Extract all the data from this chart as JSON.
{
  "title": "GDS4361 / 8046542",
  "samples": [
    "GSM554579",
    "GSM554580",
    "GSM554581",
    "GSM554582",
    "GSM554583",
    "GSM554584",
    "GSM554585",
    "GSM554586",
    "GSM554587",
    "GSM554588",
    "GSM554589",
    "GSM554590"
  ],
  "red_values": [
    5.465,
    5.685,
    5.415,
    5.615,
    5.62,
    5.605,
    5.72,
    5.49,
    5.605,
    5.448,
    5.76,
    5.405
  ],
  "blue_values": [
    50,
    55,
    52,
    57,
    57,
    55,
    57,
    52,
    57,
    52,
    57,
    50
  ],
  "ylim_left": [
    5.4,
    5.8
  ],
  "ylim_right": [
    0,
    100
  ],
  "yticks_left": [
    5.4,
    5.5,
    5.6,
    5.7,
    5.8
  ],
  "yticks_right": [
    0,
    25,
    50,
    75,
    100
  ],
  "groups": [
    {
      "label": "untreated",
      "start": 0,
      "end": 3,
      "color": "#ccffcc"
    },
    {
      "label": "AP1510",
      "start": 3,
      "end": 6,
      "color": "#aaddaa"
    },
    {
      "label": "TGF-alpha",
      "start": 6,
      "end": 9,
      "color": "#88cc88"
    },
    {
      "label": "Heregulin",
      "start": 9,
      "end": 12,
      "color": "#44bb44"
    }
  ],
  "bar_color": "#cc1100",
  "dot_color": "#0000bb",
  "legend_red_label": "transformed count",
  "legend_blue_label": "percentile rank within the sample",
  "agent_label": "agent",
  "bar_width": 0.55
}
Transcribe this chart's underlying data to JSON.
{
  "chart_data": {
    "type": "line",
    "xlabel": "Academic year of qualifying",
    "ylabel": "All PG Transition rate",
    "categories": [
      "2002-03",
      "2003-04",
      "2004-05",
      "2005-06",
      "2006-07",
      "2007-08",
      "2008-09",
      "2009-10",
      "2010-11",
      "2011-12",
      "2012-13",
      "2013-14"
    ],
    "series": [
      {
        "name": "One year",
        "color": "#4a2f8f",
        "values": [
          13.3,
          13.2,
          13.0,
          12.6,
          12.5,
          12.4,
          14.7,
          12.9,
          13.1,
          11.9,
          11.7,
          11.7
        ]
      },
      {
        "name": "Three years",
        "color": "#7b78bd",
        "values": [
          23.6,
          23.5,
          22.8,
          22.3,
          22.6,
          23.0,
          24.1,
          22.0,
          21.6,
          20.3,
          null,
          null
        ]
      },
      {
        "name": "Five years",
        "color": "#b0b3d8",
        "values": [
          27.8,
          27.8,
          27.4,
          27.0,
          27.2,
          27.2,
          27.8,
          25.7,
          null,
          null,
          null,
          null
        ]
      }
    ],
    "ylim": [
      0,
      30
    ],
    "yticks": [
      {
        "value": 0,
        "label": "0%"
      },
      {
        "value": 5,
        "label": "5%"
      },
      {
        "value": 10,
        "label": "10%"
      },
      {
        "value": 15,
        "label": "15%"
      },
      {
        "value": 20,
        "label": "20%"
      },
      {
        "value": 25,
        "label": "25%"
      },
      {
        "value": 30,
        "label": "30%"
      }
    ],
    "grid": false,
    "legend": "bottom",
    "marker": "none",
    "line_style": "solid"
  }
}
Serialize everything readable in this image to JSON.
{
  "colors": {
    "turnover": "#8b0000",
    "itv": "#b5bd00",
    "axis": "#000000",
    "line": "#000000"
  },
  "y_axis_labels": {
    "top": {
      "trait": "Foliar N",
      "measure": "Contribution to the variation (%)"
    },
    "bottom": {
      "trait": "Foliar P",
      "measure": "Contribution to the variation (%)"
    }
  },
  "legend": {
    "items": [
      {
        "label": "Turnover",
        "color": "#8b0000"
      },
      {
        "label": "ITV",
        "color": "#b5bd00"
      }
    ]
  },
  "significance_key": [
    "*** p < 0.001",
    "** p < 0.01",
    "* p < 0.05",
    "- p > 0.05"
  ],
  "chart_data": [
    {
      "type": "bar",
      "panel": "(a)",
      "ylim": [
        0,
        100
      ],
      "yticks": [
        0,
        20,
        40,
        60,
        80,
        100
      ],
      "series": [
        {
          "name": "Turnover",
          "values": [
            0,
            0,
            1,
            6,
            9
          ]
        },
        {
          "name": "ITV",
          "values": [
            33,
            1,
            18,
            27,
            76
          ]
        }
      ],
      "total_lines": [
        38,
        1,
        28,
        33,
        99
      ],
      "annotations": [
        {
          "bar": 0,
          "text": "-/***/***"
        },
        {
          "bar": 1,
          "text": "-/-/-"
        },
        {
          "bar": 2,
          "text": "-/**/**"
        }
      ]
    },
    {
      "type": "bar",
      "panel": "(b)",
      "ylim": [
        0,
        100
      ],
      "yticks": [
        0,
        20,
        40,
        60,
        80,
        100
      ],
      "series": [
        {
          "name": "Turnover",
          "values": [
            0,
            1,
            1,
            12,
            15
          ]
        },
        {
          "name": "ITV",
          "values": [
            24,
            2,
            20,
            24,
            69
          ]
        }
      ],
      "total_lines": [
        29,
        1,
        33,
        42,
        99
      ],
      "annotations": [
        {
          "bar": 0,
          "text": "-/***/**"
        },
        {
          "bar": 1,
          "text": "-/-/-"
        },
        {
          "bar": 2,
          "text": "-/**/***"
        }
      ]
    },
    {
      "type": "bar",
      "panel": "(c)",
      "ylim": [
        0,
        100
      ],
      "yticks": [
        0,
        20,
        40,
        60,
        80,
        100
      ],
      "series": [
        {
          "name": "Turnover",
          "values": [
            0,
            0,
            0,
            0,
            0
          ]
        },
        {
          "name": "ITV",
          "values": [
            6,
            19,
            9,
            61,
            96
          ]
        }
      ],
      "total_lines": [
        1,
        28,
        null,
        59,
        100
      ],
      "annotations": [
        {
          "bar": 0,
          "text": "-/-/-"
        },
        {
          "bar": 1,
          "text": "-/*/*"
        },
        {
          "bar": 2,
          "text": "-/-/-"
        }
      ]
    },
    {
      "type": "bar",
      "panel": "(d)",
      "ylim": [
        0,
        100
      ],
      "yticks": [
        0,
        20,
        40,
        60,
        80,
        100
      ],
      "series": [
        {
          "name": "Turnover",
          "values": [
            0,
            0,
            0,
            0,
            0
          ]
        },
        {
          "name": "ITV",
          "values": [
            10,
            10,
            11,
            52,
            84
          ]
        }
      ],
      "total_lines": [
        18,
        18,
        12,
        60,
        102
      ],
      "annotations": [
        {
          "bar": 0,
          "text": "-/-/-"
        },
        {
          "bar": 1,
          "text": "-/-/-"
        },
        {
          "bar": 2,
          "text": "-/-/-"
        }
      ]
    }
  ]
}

What to work on: Recopy the entries above exactly, with every line included.

Result below:
Extract all the data from this chart as JSON.
{
  "title": "GDS4361 / 8046542",
  "samples": [
    "GSM554579",
    "GSM554580",
    "GSM554581",
    "GSM554582",
    "GSM554583",
    "GSM554584",
    "GSM554585",
    "GSM554586",
    "GSM554587",
    "GSM554588",
    "GSM554589",
    "GSM554590"
  ],
  "red_values": [
    5.465,
    5.685,
    5.415,
    5.615,
    5.62,
    5.605,
    5.72,
    5.49,
    5.605,
    5.448,
    5.76,
    5.405
  ],
  "blue_values": [
    50,
    55,
    52,
    57,
    57,
    55,
    57,
    52,
    57,
    52,
    57,
    50
  ],
  "ylim_left": [
    5.4,
    5.8
  ],
  "ylim_right": [
    0,
    100
  ],
  "yticks_left": [
    5.4,
    5.5,
    5.6,
    5.7,
    5.8
  ],
  "yticks_right": [
    0,
    25,
    50,
    75,
    100
  ],
  "groups": [
    {
      "label": "untreated",
      "start": 0,
      "end": 3,
      "color": "#ccffcc"
    },
    {
      "label": "AP1510",
      "start": 3,
      "end": 6,
      "color": "#aaddaa"
    },
    {
      "label": "TGF-alpha",
      "start": 6,
      "end": 9,
      "color": "#88cc88"
    },
    {
      "label": "Heregulin",
      "start": 9,
      "end": 12,
      "color": "#44bb44"
    }
  ],
  "bar_color": "#cc1100",
  "dot_color": "#0000bb",
  "legend_red_label": "transformed count",
  "legend_blue_label": "percentile rank within the sample",
  "agent_label": "agent",
  "bar_width": 0.55
}
Transcribe this chart's underlying data to JSON.
{
  "chart_data": {
    "type": "line",
    "xlabel": "Academic year of qualifying",
    "ylabel": "All PG Transition rate",
    "categories": [
      "2002-03",
      "2003-04",
      "2004-05",
      "2005-06",
      "2006-07",
      "2007-08",
      "2008-09",
      "2009-10",
      "2010-11",
      "2011-12",
      "2012-13",
      "2013-14"
    ],
    "series": [
      {
        "name": "One year",
        "color": "#4a2f8f",
        "values": [
          13.3,
          13.2,
          13.0,
          12.6,
          12.5,
          12.4,
          14.7,
          12.9,
          13.1,
          11.9,
          11.7,
          11.7
        ]
      },
      {
        "name": "Three years",
        "color": "#7b78bd",
        "values": [
          23.6,
          23.5,
          22.8,
          22.3,
          22.6,
          23.0,
          24.1,
          22.0,
          21.6,
          20.3,
          null,
          null
        ]
      },
      {
        "name": "Five years",
        "color": "#b0b3d8",
        "values": [
          27.8,
          27.8,
          27.4,
          27.0,
          27.2,
          27.2,
          27.8,
          25.7,
          null,
          null,
          null,
          null
        ]
      }
    ],
    "ylim": [
      0,
      30
    ],
    "yticks": [
      {
        "value": 0,
        "label": "0%"
      },
      {
        "value": 5,
        "label": "5%"
      },
      {
        "value": 10,
        "label": "10%"
      },
      {
        "value": 15,
        "label": "15%"
      },
      {
        "value": 20,
        "label": "20%"
      },
      {
        "value": 25,
        "label": "25%"
      },
      {
        "value": 30,
        "label": "30%"
      }
    ],
    "grid": false,
    "legend": "bottom",
    "marker": "none",
    "line_style": "solid"
  }
}
Serialize everything readable in this image to JSON.
{
  "colors": {
    "turnover": "#8b0000",
    "itv": "#b5bd00",
    "axis": "#000000",
    "line": "#000000"
  },
  "y_axis_labels": {
    "top": {
      "trait": "Foliar N",
      "measure": "Contribution to the variation (%)"
    },
    "bottom": {
      "trait": "Foliar P",
      "measure": "Contribution to the variation (%)"
    }
  },
  "legend": {
    "items": [
      {
        "label": "Turnover",
        "color": "#8b0000"
      },
      {
        "label": "ITV",
        "color": "#b5bd00"
      }
    ]
  },
  "significance_key": [
    "*** p < 0.001",
    "** p < 0.01",
    "* p < 0.05",
    "- p > 0.05"
  ],
  "chart_data": [
    {
      "type": "bar",
      "panel": "(a)",
      "ylim": [
        0,
        100
      ],
      "yticks": [
        0,
        20,
        40,
        60,
        80,
        100
      ],
      "series": [
        {
          "name": "Turnover",
          "values": [
            0,
            0,
            1,
            6,
            9
          ]
        },
        {
          "name": "ITV",
          "values": [
            33,
            1,
            18,
            27,
            76
          ]
        }
      ],
      "total_lines": [
        38,
        1,
        28,
        33,
        99
      ],
      "annotations": [
        {
          "bar": 0,
          "text": "-/***/***"
        },
        {
          "bar": 1,
          "text": "-/-/-"
        },
        {
          "bar": 2,
          "text": "-/**/**"
        }
      ]
    },
    {
      "type": "bar",
      "panel": "(b)",
      "ylim": [
        0,
        100
      ],
      "yticks": [
        0,
        20,
        40,
        60,
        80,
        100
      ],
      "series": [
        {
          "name": "Turnover",
          "values": [
            0,
            1,
            1,
            12,
            15
          ]
        },
        {
          "name": "ITV",
          "values": [
            24,
            2,
            20,
            24,
            69
          ]
        }
      ],
      "total_lines": [
        29,
        1,
        33,
        42,
        99
      ],
      "annotations": [
        {
          "bar": 0,
          "text": "-/***/**"
        },
        {
          "bar": 1,
          "text": "-/-/-"
        },
        {
          "bar": 2,
          "text": "-/**/***"
        }
      ]
    },
    {
      "type": "bar",
      "panel": "(c)",
      "ylim": [
        0,
        100
      ],
      "yticks": [
        0,
        20,
        40,
        60,
        80,
        100
      ],
      "series": [
        {
          "name": "Turnover",
          "values": [
            0,
            0,
            0,
            0,
            0
          ]
        },
        {
          "name": "ITV",
          "values": [
            6,
            19,
            9,
            61,
            96
          ]
        }
      ],
      "total_lines": [
        1,
        28,
        null,
        59,
        100
      ],
      "annotations": [
        {
          "bar": 0,
          "text": "-/-/-"
        },
        {
          "bar": 1,
          "text": "-/*/*"
        },
        {
          "bar": 2,
          "text": "-/-/-"
        }
      ]
    },
    {
      "type": "bar",
      "panel": "(d)",
      "ylim": [
        0,
        100
      ],
      "yticks": [
        0,
        20,
        40,
        60,
        80,
        100
      ],
      "series": [
        {
          "name": "Turnover",
          "values": [
            0,
            0,
            0,
            0,
            0
          ]
        },
        {
          "name": "ITV",
          "values": [
            10,
            10,
            11,
            52,
            84
          ]
        }
      ],
      "total_lines": [
        18,
        18,
        12,
        60,
        102
      ],
      "annotations": [
        {
          "bar": 0,
          "text": "-/-/-"
        },
        {
          "bar": 1,
          "text": "-/-/-"
        },
        {
          "bar": 2,
          "text": "-/-/-"
        }
      ]
    }
  ]
}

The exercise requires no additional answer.